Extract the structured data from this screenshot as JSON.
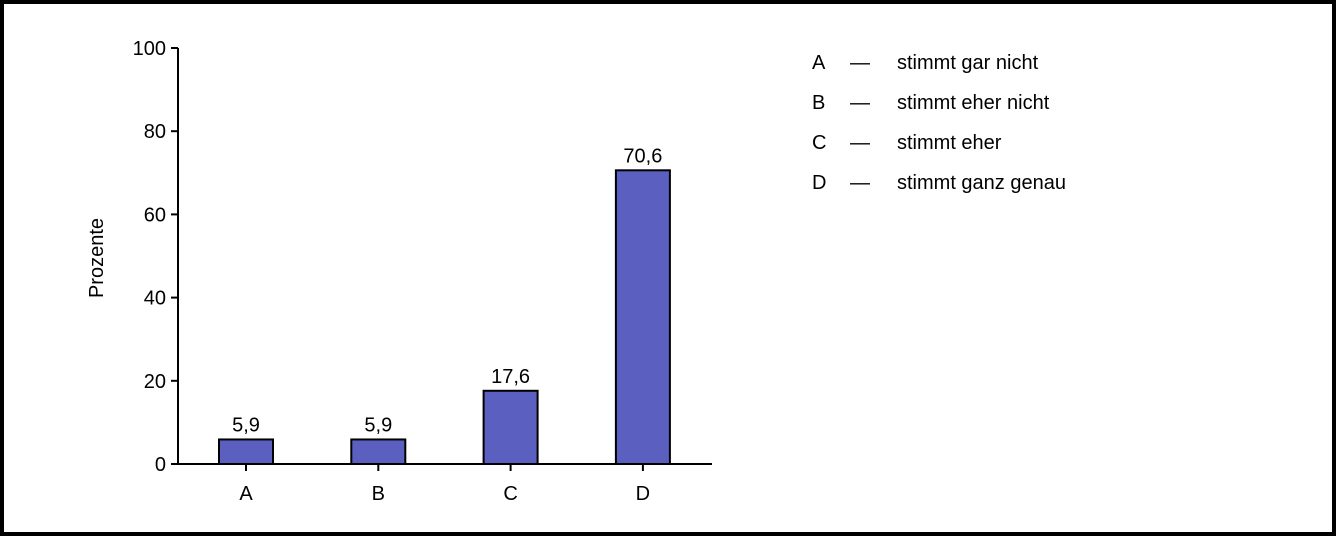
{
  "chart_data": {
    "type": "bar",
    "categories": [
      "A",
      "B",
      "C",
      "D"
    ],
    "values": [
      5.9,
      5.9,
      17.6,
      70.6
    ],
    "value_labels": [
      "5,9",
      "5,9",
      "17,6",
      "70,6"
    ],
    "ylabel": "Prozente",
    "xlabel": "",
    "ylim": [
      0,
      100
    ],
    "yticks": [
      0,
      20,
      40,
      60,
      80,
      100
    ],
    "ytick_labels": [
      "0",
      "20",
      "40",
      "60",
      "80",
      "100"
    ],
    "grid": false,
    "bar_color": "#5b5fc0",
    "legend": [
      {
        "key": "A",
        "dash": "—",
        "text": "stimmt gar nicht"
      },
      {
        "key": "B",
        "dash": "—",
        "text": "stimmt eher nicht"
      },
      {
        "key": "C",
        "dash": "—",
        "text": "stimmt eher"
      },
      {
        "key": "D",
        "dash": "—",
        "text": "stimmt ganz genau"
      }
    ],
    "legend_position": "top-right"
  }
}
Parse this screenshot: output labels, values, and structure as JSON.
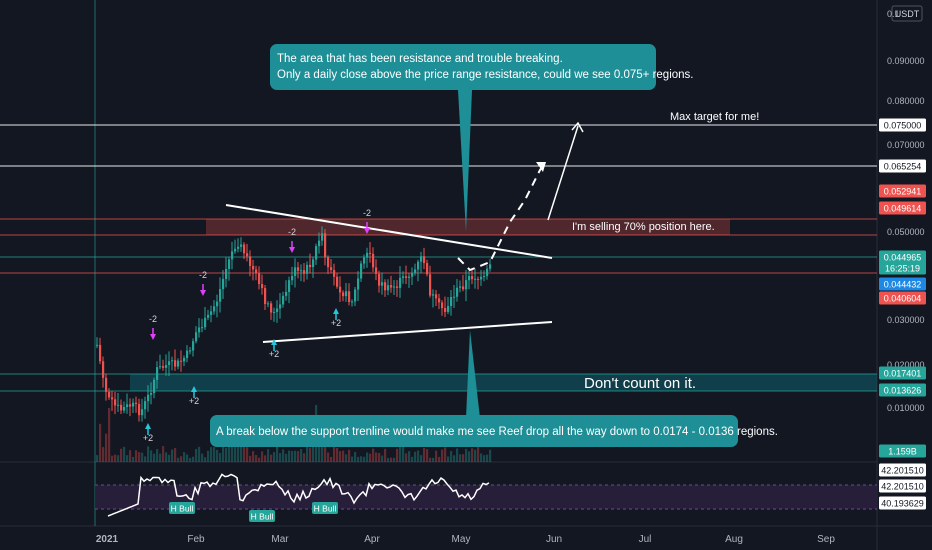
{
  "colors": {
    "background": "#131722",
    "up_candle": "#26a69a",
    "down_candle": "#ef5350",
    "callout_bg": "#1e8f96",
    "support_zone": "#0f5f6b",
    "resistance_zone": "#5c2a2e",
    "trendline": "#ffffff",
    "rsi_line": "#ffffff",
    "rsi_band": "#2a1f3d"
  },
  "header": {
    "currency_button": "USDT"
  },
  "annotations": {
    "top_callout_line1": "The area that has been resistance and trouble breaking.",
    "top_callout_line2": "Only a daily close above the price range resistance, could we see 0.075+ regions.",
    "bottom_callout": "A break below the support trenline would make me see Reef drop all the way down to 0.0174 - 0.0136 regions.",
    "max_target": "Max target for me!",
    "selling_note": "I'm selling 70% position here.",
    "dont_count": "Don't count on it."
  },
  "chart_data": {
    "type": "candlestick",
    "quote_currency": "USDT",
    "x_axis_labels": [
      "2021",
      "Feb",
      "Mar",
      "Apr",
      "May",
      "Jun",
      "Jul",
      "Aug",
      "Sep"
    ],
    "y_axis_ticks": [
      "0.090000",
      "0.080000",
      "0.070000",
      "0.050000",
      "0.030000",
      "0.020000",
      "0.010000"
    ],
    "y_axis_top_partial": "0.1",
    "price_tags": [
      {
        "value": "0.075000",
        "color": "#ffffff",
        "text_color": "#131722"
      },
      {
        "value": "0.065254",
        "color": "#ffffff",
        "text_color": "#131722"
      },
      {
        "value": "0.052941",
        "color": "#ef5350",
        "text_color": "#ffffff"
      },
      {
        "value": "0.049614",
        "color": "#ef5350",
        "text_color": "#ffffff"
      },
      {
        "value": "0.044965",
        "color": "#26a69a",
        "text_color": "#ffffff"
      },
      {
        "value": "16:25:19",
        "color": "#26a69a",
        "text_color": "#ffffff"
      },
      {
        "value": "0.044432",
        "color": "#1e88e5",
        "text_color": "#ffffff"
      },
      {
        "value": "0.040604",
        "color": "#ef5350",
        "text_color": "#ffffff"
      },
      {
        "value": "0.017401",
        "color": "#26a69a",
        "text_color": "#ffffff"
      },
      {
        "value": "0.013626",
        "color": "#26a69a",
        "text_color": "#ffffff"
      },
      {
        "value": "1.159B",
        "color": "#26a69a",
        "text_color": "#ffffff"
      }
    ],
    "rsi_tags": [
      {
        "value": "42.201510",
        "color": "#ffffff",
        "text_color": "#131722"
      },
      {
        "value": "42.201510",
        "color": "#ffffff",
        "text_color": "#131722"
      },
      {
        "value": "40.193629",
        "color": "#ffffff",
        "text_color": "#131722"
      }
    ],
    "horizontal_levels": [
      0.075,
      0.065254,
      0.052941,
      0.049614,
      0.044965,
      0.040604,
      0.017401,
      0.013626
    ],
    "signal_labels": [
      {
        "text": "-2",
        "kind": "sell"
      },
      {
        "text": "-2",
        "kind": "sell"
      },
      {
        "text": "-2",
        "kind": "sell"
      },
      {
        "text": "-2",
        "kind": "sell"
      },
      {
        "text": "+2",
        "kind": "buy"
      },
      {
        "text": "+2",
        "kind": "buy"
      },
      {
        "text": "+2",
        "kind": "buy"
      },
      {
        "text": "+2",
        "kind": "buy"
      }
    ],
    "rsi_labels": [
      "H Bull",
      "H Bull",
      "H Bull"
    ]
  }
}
---*---
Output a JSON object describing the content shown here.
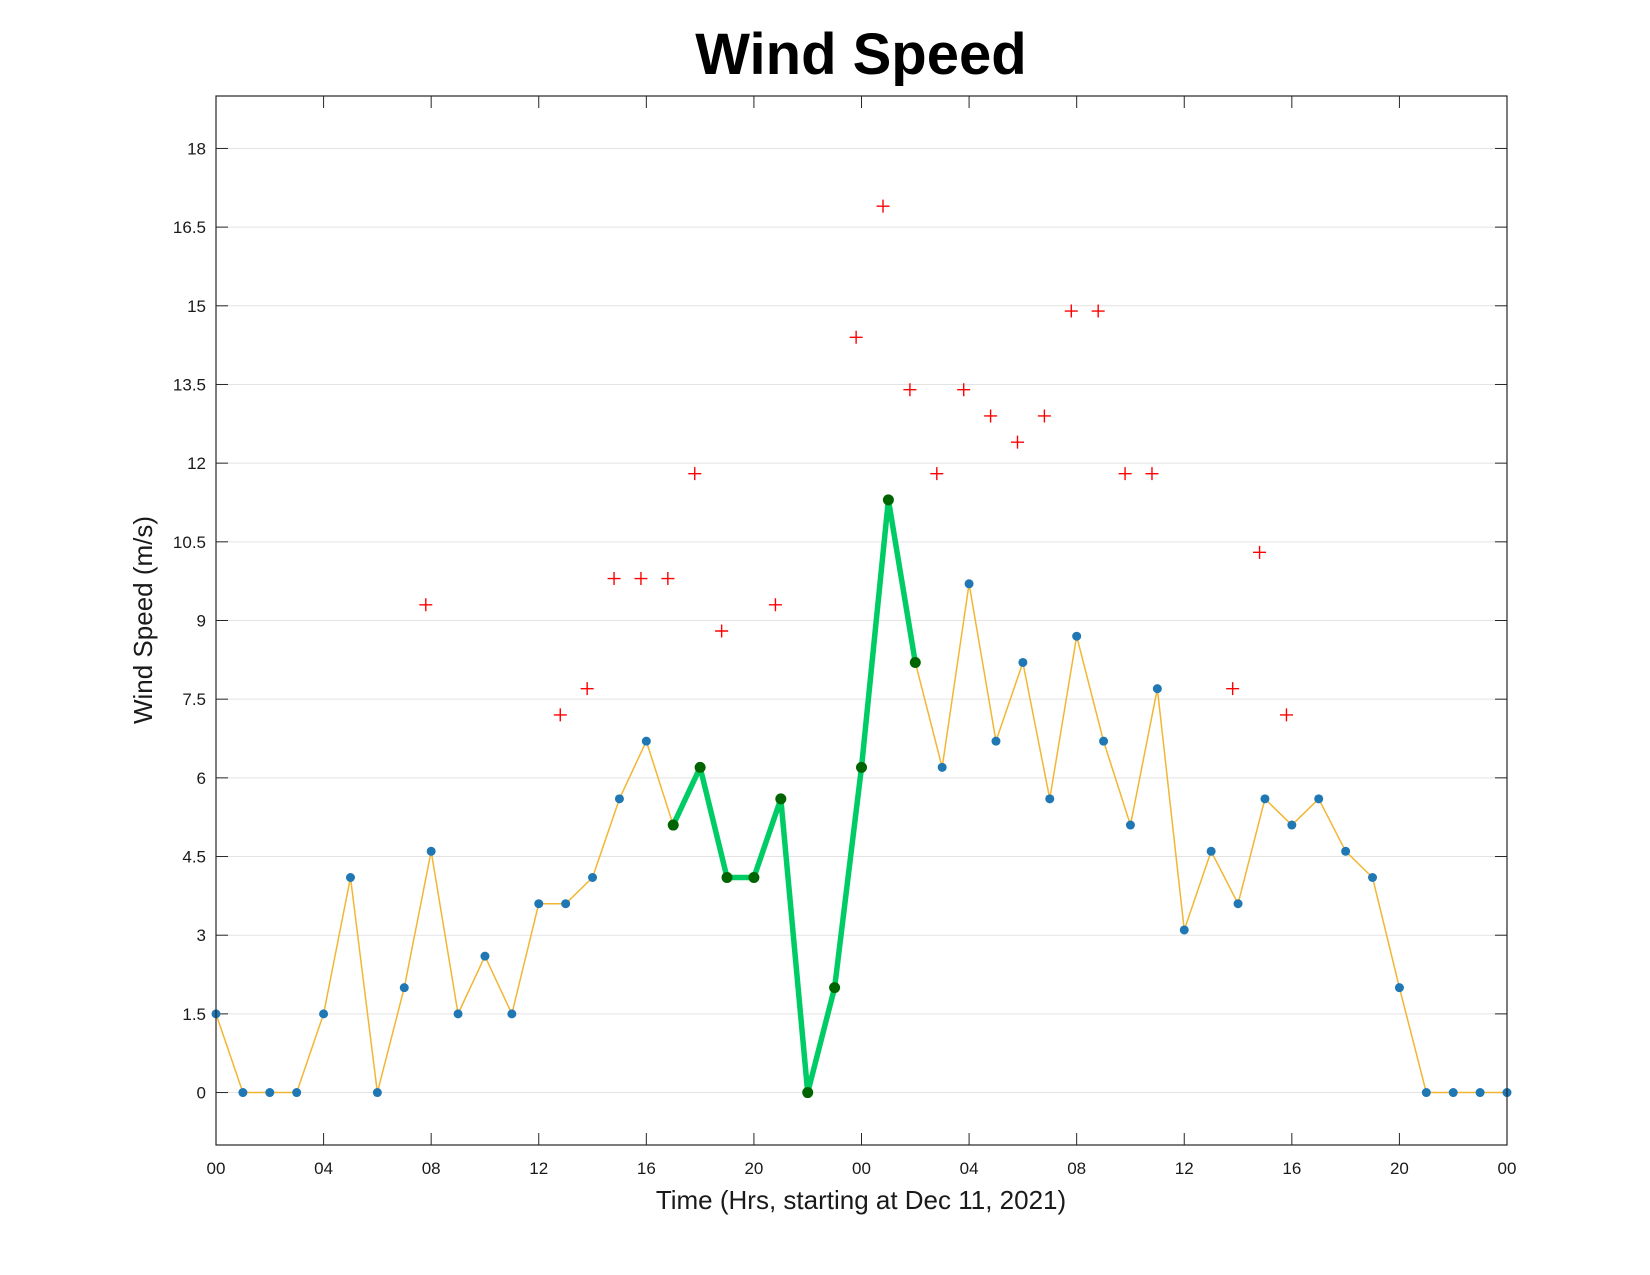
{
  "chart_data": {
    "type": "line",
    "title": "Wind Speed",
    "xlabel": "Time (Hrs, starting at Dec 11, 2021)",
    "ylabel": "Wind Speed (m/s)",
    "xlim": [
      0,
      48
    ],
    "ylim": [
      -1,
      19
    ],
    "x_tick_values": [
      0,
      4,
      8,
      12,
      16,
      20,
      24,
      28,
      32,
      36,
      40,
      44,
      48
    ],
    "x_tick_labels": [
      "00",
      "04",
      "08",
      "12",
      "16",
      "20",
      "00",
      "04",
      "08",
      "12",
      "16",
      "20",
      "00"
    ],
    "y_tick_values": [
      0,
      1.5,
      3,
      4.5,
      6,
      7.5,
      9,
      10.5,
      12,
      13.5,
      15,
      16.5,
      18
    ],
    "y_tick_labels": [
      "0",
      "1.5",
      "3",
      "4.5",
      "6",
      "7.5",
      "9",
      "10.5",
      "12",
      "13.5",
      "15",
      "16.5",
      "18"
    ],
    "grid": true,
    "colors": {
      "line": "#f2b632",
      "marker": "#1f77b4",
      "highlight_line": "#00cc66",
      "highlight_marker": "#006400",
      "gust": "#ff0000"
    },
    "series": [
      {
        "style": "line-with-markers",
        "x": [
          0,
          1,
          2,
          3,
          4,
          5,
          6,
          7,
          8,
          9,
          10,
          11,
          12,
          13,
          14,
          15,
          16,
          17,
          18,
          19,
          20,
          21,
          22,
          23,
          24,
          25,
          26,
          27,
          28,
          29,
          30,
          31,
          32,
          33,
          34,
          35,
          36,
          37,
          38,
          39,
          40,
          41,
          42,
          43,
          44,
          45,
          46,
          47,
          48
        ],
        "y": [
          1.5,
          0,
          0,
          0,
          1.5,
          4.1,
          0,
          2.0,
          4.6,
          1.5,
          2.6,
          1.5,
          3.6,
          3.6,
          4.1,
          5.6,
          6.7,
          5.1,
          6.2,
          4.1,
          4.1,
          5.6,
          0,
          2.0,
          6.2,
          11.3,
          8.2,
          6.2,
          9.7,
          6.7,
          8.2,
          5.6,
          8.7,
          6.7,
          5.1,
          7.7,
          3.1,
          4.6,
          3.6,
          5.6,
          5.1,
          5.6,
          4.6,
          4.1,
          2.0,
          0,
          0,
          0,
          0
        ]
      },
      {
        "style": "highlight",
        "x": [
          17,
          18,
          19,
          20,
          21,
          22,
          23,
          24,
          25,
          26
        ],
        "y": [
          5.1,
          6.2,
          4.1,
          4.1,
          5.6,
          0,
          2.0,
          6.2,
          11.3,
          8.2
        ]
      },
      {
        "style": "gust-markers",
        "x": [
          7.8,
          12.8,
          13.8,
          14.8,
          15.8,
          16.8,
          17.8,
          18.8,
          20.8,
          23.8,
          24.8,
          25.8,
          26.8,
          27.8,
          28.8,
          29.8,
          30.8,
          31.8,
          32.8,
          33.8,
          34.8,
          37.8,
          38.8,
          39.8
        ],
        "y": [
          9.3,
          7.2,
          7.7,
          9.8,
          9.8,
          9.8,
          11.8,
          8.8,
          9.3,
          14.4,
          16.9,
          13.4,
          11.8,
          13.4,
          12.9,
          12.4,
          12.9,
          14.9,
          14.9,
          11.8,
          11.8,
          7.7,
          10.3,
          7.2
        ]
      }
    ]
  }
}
---*---
PROBLEM DESCRIPTION:
Scan the material above. Return every line containing the string "USDT".

SOLUTION TO THE EXERCISE:
    "currency_button": "USDT"
    "quote_currency": "USDT",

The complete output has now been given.